WRITTEN PROBLEM: Copy the full set of lines exactly as given.

====== DATA TO PROCESS ======

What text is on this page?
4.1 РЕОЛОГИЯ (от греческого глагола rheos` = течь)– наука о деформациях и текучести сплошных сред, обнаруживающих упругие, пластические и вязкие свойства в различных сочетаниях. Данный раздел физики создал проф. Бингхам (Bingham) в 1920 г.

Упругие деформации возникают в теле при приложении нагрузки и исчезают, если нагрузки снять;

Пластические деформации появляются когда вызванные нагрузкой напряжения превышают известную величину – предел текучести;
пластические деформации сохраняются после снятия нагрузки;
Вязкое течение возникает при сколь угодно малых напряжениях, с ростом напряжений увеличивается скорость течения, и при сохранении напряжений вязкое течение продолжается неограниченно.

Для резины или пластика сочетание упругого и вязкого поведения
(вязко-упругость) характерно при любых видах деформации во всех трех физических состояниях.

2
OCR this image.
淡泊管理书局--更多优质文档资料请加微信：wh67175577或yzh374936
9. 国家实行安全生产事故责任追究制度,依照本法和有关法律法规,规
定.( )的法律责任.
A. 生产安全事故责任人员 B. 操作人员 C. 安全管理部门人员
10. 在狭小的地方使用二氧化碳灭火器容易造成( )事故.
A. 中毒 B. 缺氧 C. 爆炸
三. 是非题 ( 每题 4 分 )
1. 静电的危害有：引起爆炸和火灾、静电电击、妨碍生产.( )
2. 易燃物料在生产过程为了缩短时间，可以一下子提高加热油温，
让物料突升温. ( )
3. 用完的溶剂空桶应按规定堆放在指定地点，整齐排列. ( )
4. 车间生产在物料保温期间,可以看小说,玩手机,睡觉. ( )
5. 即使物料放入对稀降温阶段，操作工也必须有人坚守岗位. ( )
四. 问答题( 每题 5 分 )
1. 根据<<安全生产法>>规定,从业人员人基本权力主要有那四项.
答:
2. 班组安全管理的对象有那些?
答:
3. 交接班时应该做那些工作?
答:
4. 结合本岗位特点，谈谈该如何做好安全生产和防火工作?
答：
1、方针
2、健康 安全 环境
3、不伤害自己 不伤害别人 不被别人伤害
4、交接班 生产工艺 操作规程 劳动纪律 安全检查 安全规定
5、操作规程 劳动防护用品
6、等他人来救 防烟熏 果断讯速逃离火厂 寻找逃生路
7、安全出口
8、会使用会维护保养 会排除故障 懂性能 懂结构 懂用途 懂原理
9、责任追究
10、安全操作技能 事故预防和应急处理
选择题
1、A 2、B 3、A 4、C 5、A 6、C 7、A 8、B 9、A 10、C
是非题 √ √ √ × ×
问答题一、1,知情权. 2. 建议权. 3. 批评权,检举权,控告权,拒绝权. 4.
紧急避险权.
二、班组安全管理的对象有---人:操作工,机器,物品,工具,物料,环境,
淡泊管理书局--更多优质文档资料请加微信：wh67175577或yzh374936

======

FINAL RESULT:
What text is on this page?
4.1 РЕОЛОГИЯ (от греческого глагола rheos` = течь)– наука о деформациях и текучести сплошных сред, обнаруживающих упругие, пластические и вязкие свойства в различных сочетаниях. Данный раздел физики создал проф. Бингхам (Bingham) в 1920 г.

Упругие деформации возникают в теле при приложении нагрузки и исчезают, если нагрузки снять;

Пластические деформации появляются когда вызванные нагрузкой напряжения превышают известную величину – предел текучести;
пластические деформации сохраняются после снятия нагрузки;
Вязкое течение возникает при сколь угодно малых напряжениях, с ростом напряжений увеличивается скорость течения, и при сохранении напряжений вязкое течение продолжается неограниченно.

Для резины или пластика сочетание упругого и вязкого поведения
(вязко-упругость) характерно при любых видах деформации во всех трех физических состояниях.

2
OCR this image.
淡泊管理书局--更多优质文档资料请加微信：wh67175577或yzh374936
9. 国家实行安全生产事故责任追究制度,依照本法和有关法律法规,规
定.( )的法律责任.
A. 生产安全事故责任人员 B. 操作人员 C. 安全管理部门人员
10. 在狭小的地方使用二氧化碳灭火器容易造成( )事故.
A. 中毒 B. 缺氧 C. 爆炸
三. 是非题 ( 每题 4 分 )
1. 静电的危害有：引起爆炸和火灾、静电电击、妨碍生产.( )
2. 易燃物料在生产过程为了缩短时间，可以一下子提高加热油温，
让物料突升温. ( )
3. 用完的溶剂空桶应按规定堆放在指定地点，整齐排列. ( )
4. 车间生产在物料保温期间,可以看小说,玩手机,睡觉. ( )
5. 即使物料放入对稀降温阶段，操作工也必须有人坚守岗位. ( )
四. 问答题( 每题 5 分 )
1. 根据<<安全生产法>>规定,从业人员人基本权力主要有那四项.
答:
2. 班组安全管理的对象有那些?
答:
3. 交接班时应该做那些工作?
答:
4. 结合本岗位特点，谈谈该如何做好安全生产和防火工作?
答：
1、方针
2、健康 安全 环境
3、不伤害自己 不伤害别人 不被别人伤害
4、交接班 生产工艺 操作规程 劳动纪律 安全检查 安全规定
5、操作规程 劳动防护用品
6、等他人来救 防烟熏 果断讯速逃离火厂 寻找逃生路
7、安全出口
8、会使用会维护保养 会排除故障 懂性能 懂结构 懂用途 懂原理
9、责任追究
10、安全操作技能 事故预防和应急处理
选择题
1、A 2、B 3、A 4、C 5、A 6、C 7、A 8、B 9、A 10、C
是非题 √ √ √ × ×
问答题一、1,知情权. 2. 建议权. 3. 批评权,检举权,控告权,拒绝权. 4.
紧急避险权.
二、班组安全管理的对象有---人:操作工,机器,物品,工具,物料,环境,
淡泊管理书局--更多优质文档资料请加微信：wh67175577或yzh374936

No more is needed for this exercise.